Start Provided records

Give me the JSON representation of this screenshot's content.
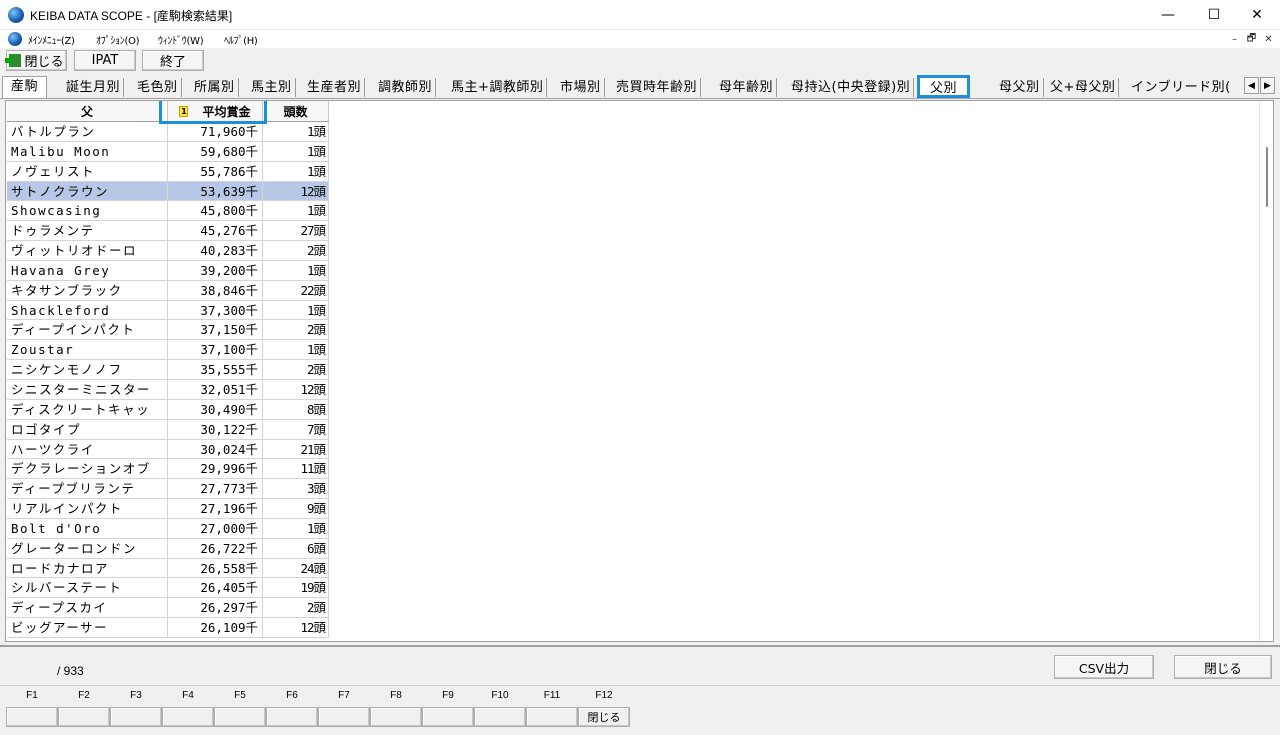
{
  "window": {
    "title": "KEIBA DATA SCOPE - [産駒検索結果]",
    "minimize": "—",
    "maximize": "☐",
    "close": "✕",
    "icon": "globe-icon"
  },
  "menu": {
    "items": [
      "ﾒｲﾝﾒﾆｭｰ(Z)",
      "ｵﾌﾟｼｮﾝ(O)",
      "ｳｨﾝﾄﾞｳ(W)",
      "ﾍﾙﾌﾟ(H)"
    ],
    "mdi_controls": [
      "–",
      "🗗",
      "✕"
    ]
  },
  "toolbar": {
    "close_label": "閉じる",
    "ipat_label": "IPAT",
    "exit_label": "終了"
  },
  "tabs": {
    "items": [
      "産駒",
      "誕生月別",
      "毛色別",
      "所属別",
      "馬主別",
      "生産者別",
      "調教師別",
      "馬主+調教師別",
      "市場別",
      "売買時年齢別",
      "母年齢別",
      "母持込(中央登録)別",
      "父別",
      "母父別",
      "父+母父別",
      "インブリード別("
    ],
    "selected": "父別",
    "scroll_left": "◀",
    "scroll_right": "▶"
  },
  "grid": {
    "headers": {
      "name": "父",
      "prize": "平均賞金",
      "count": "頭数",
      "sort_rank": "1"
    },
    "rows": [
      {
        "name": "バトルプラン",
        "prize": "71,960千",
        "count": "1頭"
      },
      {
        "name": "Malibu Moon",
        "prize": "59,680千",
        "count": "1頭"
      },
      {
        "name": "ノヴェリスト",
        "prize": "55,786千",
        "count": "1頭"
      },
      {
        "name": "サトノクラウン",
        "prize": "53,639千",
        "count": "12頭"
      },
      {
        "name": "Showcasing",
        "prize": "45,800千",
        "count": "1頭"
      },
      {
        "name": "ドゥラメンテ",
        "prize": "45,276千",
        "count": "27頭"
      },
      {
        "name": "ヴィットリオドーロ",
        "prize": "40,283千",
        "count": "2頭"
      },
      {
        "name": "Havana Grey",
        "prize": "39,200千",
        "count": "1頭"
      },
      {
        "name": "キタサンブラック",
        "prize": "38,846千",
        "count": "22頭"
      },
      {
        "name": "Shackleford",
        "prize": "37,300千",
        "count": "1頭"
      },
      {
        "name": "ディープインパクト",
        "prize": "37,150千",
        "count": "2頭"
      },
      {
        "name": "Zoustar",
        "prize": "37,100千",
        "count": "1頭"
      },
      {
        "name": "ニシケンモノノフ",
        "prize": "35,555千",
        "count": "2頭"
      },
      {
        "name": "シニスターミニスター",
        "prize": "32,051千",
        "count": "12頭"
      },
      {
        "name": "ディスクリートキャッ",
        "prize": "30,490千",
        "count": "8頭"
      },
      {
        "name": "ロゴタイプ",
        "prize": "30,122千",
        "count": "7頭"
      },
      {
        "name": "ハーツクライ",
        "prize": "30,024千",
        "count": "21頭"
      },
      {
        "name": "デクラレーションオブ",
        "prize": "29,996千",
        "count": "11頭"
      },
      {
        "name": "ディープブリランテ",
        "prize": "27,773千",
        "count": "3頭"
      },
      {
        "name": "リアルインパクト",
        "prize": "27,196千",
        "count": "9頭"
      },
      {
        "name": "Bolt d'Oro",
        "prize": "27,000千",
        "count": "1頭"
      },
      {
        "name": "グレーターロンドン",
        "prize": "26,722千",
        "count": "6頭"
      },
      {
        "name": "ロードカナロア",
        "prize": "26,558千",
        "count": "24頭"
      },
      {
        "name": "シルバーステート",
        "prize": "26,405千",
        "count": "19頭"
      },
      {
        "name": "ディープスカイ",
        "prize": "26,297千",
        "count": "2頭"
      },
      {
        "name": "ビッグアーサー",
        "prize": "26,109千",
        "count": "12頭"
      }
    ],
    "selected_row": "サトノクラウン"
  },
  "status": {
    "text": "/   933",
    "csv_label": "CSV出力",
    "close_label": "閉じる"
  },
  "function_keys": {
    "labels": [
      "F1",
      "F2",
      "F3",
      "F4",
      "F5",
      "F6",
      "F7",
      "F8",
      "F9",
      "F10",
      "F11",
      "F12"
    ],
    "actions": [
      "",
      "",
      "",
      "",
      "",
      "",
      "",
      "",
      "",
      "",
      "",
      "閉じる"
    ]
  },
  "colors": {
    "highlight_box": "#1e8fdc",
    "selected_row": "#b7c8e6",
    "sort_badge": "#ffe23a"
  }
}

End Provided records

Given exercise
Transcribe the preceding listing in its entirety and with exact wording, leaving out pictures.

Correct output
Give me the JSON representation of this screenshot's content.
{
  "window": {
    "title": "KEIBA DATA SCOPE - [産駒検索結果]",
    "minimize": "—",
    "maximize": "☐",
    "close": "✕",
    "icon": "globe-icon"
  },
  "menu": {
    "items": [
      "ﾒｲﾝﾒﾆｭｰ(Z)",
      "ｵﾌﾟｼｮﾝ(O)",
      "ｳｨﾝﾄﾞｳ(W)",
      "ﾍﾙﾌﾟ(H)"
    ],
    "mdi_controls": [
      "–",
      "🗗",
      "✕"
    ]
  },
  "toolbar": {
    "close_label": "閉じる",
    "ipat_label": "IPAT",
    "exit_label": "終了"
  },
  "tabs": {
    "items": [
      "産駒",
      "誕生月別",
      "毛色別",
      "所属別",
      "馬主別",
      "生産者別",
      "調教師別",
      "馬主+調教師別",
      "市場別",
      "売買時年齢別",
      "母年齢別",
      "母持込(中央登録)別",
      "父別",
      "母父別",
      "父+母父別",
      "インブリード別("
    ],
    "selected": "父別",
    "scroll_left": "◀",
    "scroll_right": "▶"
  },
  "grid": {
    "headers": {
      "name": "父",
      "prize": "平均賞金",
      "count": "頭数",
      "sort_rank": "1"
    },
    "rows": [
      {
        "name": "バトルプラン",
        "prize": "71,960千",
        "count": "1頭"
      },
      {
        "name": "Malibu Moon",
        "prize": "59,680千",
        "count": "1頭"
      },
      {
        "name": "ノヴェリスト",
        "prize": "55,786千",
        "count": "1頭"
      },
      {
        "name": "サトノクラウン",
        "prize": "53,639千",
        "count": "12頭"
      },
      {
        "name": "Showcasing",
        "prize": "45,800千",
        "count": "1頭"
      },
      {
        "name": "ドゥラメンテ",
        "prize": "45,276千",
        "count": "27頭"
      },
      {
        "name": "ヴィットリオドーロ",
        "prize": "40,283千",
        "count": "2頭"
      },
      {
        "name": "Havana Grey",
        "prize": "39,200千",
        "count": "1頭"
      },
      {
        "name": "キタサンブラック",
        "prize": "38,846千",
        "count": "22頭"
      },
      {
        "name": "Shackleford",
        "prize": "37,300千",
        "count": "1頭"
      },
      {
        "name": "ディープインパクト",
        "prize": "37,150千",
        "count": "2頭"
      },
      {
        "name": "Zoustar",
        "prize": "37,100千",
        "count": "1頭"
      },
      {
        "name": "ニシケンモノノフ",
        "prize": "35,555千",
        "count": "2頭"
      },
      {
        "name": "シニスターミニスター",
        "prize": "32,051千",
        "count": "12頭"
      },
      {
        "name": "ディスクリートキャッ",
        "prize": "30,490千",
        "count": "8頭"
      },
      {
        "name": "ロゴタイプ",
        "prize": "30,122千",
        "count": "7頭"
      },
      {
        "name": "ハーツクライ",
        "prize": "30,024千",
        "count": "21頭"
      },
      {
        "name": "デクラレーションオブ",
        "prize": "29,996千",
        "count": "11頭"
      },
      {
        "name": "ディープブリランテ",
        "prize": "27,773千",
        "count": "3頭"
      },
      {
        "name": "リアルインパクト",
        "prize": "27,196千",
        "count": "9頭"
      },
      {
        "name": "Bolt d'Oro",
        "prize": "27,000千",
        "count": "1頭"
      },
      {
        "name": "グレーターロンドン",
        "prize": "26,722千",
        "count": "6頭"
      },
      {
        "name": "ロードカナロア",
        "prize": "26,558千",
        "count": "24頭"
      },
      {
        "name": "シルバーステート",
        "prize": "26,405千",
        "count": "19頭"
      },
      {
        "name": "ディープスカイ",
        "prize": "26,297千",
        "count": "2頭"
      },
      {
        "name": "ビッグアーサー",
        "prize": "26,109千",
        "count": "12頭"
      }
    ],
    "selected_row": "サトノクラウン"
  },
  "status": {
    "text": "/   933",
    "csv_label": "CSV出力",
    "close_label": "閉じる"
  },
  "function_keys": {
    "labels": [
      "F1",
      "F2",
      "F3",
      "F4",
      "F5",
      "F6",
      "F7",
      "F8",
      "F9",
      "F10",
      "F11",
      "F12"
    ],
    "actions": [
      "",
      "",
      "",
      "",
      "",
      "",
      "",
      "",
      "",
      "",
      "",
      "閉じる"
    ]
  },
  "colors": {
    "highlight_box": "#1e8fdc",
    "selected_row": "#b7c8e6",
    "sort_badge": "#ffe23a"
  }
}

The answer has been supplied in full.